To be done
Convert every line of the records into a Markdown table with the columns "Row" and "Line," numbering each row and omitting blank lines.

───── Material

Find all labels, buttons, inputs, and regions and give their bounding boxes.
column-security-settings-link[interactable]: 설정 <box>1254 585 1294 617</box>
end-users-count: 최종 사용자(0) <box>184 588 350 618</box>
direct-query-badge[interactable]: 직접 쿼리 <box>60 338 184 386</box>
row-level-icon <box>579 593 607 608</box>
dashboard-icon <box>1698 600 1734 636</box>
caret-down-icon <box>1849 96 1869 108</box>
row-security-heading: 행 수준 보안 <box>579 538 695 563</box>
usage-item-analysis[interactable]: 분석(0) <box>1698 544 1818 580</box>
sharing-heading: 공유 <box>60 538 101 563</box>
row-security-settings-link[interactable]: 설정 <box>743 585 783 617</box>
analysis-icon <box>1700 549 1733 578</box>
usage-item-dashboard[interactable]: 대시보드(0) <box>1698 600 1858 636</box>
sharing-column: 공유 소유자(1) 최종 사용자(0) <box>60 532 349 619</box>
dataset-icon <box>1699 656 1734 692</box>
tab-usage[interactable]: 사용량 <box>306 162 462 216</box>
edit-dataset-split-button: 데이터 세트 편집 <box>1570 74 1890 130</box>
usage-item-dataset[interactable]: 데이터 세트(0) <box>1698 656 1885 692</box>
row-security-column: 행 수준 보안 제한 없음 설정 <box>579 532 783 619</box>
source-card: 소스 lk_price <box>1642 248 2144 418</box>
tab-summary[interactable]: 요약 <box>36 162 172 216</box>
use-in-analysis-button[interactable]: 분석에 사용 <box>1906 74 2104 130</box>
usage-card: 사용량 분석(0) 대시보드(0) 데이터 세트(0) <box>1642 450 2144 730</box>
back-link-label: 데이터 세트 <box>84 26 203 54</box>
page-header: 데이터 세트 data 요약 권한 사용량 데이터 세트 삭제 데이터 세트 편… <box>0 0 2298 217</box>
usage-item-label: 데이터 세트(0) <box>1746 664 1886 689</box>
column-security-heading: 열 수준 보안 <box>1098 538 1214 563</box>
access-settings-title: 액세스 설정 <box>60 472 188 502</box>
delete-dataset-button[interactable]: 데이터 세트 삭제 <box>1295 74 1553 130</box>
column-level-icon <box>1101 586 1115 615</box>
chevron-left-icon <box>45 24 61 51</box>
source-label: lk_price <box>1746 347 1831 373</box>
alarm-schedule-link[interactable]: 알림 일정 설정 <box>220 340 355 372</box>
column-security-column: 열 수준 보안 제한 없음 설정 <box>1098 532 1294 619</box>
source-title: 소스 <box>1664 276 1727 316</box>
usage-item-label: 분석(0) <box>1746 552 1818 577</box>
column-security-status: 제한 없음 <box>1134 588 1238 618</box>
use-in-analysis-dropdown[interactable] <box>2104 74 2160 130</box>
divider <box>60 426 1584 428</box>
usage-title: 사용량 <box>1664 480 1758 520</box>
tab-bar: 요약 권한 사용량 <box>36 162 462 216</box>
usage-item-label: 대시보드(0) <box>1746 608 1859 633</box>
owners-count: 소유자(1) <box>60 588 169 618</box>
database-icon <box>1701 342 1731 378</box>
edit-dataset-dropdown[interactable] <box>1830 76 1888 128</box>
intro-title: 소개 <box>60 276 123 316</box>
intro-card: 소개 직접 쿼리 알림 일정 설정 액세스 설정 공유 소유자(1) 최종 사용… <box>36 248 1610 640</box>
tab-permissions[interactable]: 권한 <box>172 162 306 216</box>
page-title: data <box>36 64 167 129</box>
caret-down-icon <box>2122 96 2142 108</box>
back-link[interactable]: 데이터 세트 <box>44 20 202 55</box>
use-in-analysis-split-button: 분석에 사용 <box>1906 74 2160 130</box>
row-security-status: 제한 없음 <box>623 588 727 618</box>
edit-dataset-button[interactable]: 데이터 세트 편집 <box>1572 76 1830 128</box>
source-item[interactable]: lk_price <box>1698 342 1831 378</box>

──────────

The answer
| Row | Line |
|---|---|
| 1 | Find all labels, buttons, inputs, and regions and give their bounding boxes. |
| 2 | column-security-settings-link[interactable]: 설정 <box>1254 585 1294 617</box> |
| 3 | end-users-count: 최종 사용자(0) <box>184 588 350 618</box> |
| 4 | direct-query-badge[interactable]: 직접 쿼리 <box>60 338 184 386</box> |
| 5 | row-level-icon <box>579 593 607 608</box> |
| 6 | dashboard-icon <box>1698 600 1734 636</box> |
| 7 | caret-down-icon <box>1849 96 1869 108</box> |
| 8 | row-security-heading: 행 수준 보안 <box>579 538 695 563</box> |
| 9 | usage-item-analysis[interactable]: 분석(0) <box>1698 544 1818 580</box> |
| 10 | sharing-heading: 공유 <box>60 538 101 563</box> |
| 11 | row-security-settings-link[interactable]: 설정 <box>743 585 783 617</box> |
| 12 | analysis-icon <box>1700 549 1733 578</box> |
| 13 | usage-item-dashboard[interactable]: 대시보드(0) <box>1698 600 1858 636</box> |
| 14 | sharing-column: 공유 소유자(1) 최종 사용자(0) <box>60 532 349 619</box> |
| 15 | dataset-icon <box>1699 656 1734 692</box> |
| 16 | tab-usage[interactable]: 사용량 <box>306 162 462 216</box> |
| 17 | edit-dataset-split-button: 데이터 세트 편집 <box>1570 74 1890 130</box> |
| 18 | usage-item-dataset[interactable]: 데이터 세트(0) <box>1698 656 1885 692</box> |
| 19 | row-security-column: 행 수준 보안 제한 없음 설정 <box>579 532 783 619</box> |
| 20 | source-card: 소스 lk_price <box>1642 248 2144 418</box> |
| 21 | tab-summary[interactable]: 요약 <box>36 162 172 216</box> |
| 22 | use-in-analysis-button[interactable]: 분석에 사용 <box>1906 74 2104 130</box> |
| 23 | usage-card: 사용량 분석(0) 대시보드(0) 데이터 세트(0) <box>1642 450 2144 730</box> |
| 24 | back-link-label: 데이터 세트 <box>84 26 203 54</box> |
| 25 | page-header: 데이터 세트 data 요약 권한 사용량 데이터 세트 삭제 데이터 세트 편… <box>0 0 2298 217</box> |
| 26 | usage-item-label: 데이터 세트(0) <box>1746 664 1886 689</box> |
| 27 | column-security-heading: 열 수준 보안 <box>1098 538 1214 563</box> |
| 28 | access-settings-title: 액세스 설정 <box>60 472 188 502</box> |
| 29 | delete-dataset-button[interactable]: 데이터 세트 삭제 <box>1295 74 1553 130</box> |
| 30 | column-level-icon <box>1101 586 1115 615</box> |
| 31 | chevron-left-icon <box>45 24 61 51</box> |
| 32 | source-label: lk_price <box>1746 347 1831 373</box> |
| 33 | alarm-schedule-link[interactable]: 알림 일정 설정 <box>220 340 355 372</box> |
| 34 | column-security-column: 열 수준 보안 제한 없음 설정 <box>1098 532 1294 619</box> |
| 35 | source-title: 소스 <box>1664 276 1727 316</box> |
| 36 | usage-item-label: 분석(0) <box>1746 552 1818 577</box> |
| 37 | column-security-status: 제한 없음 <box>1134 588 1238 618</box> |
| 38 | use-in-analysis-dropdown[interactable] <box>2104 74 2160 130</box> |
| 39 | divider <box>60 426 1584 428</box> |
| 40 | usage-title: 사용량 <box>1664 480 1758 520</box> |
| 41 | tab-bar: 요약 권한 사용량 <box>36 162 462 216</box> |
| 42 | usage-item-label: 대시보드(0) <box>1746 608 1859 633</box> |
| 43 | owners-count: 소유자(1) <box>60 588 169 618</box> |
| 44 | database-icon <box>1701 342 1731 378</box> |
| 45 | edit-dataset-dropdown[interactable] <box>1830 76 1888 128</box> |
| 46 | intro-title: 소개 <box>60 276 123 316</box> |
| 47 | intro-card: 소개 직접 쿼리 알림 일정 설정 액세스 설정 공유 소유자(1) 최종 사용… <box>36 248 1610 640</box> |
| 48 | tab-permissions[interactable]: 권한 <box>172 162 306 216</box> |
| 49 | page-title: data <box>36 64 167 129</box> |
| 50 | caret-down-icon <box>2122 96 2142 108</box> |
| 51 | back-link[interactable]: 데이터 세트 <box>44 20 202 55</box> |
| 52 | use-in-analysis-split-button: 분석에 사용 <box>1906 74 2160 130</box> |
| 53 | row-security-status: 제한 없음 <box>623 588 727 618</box> |
| 54 | edit-dataset-button[interactable]: 데이터 세트 편집 <box>1572 76 1830 128</box> |
| 55 | source-item[interactable]: lk_price <box>1698 342 1831 378</box> |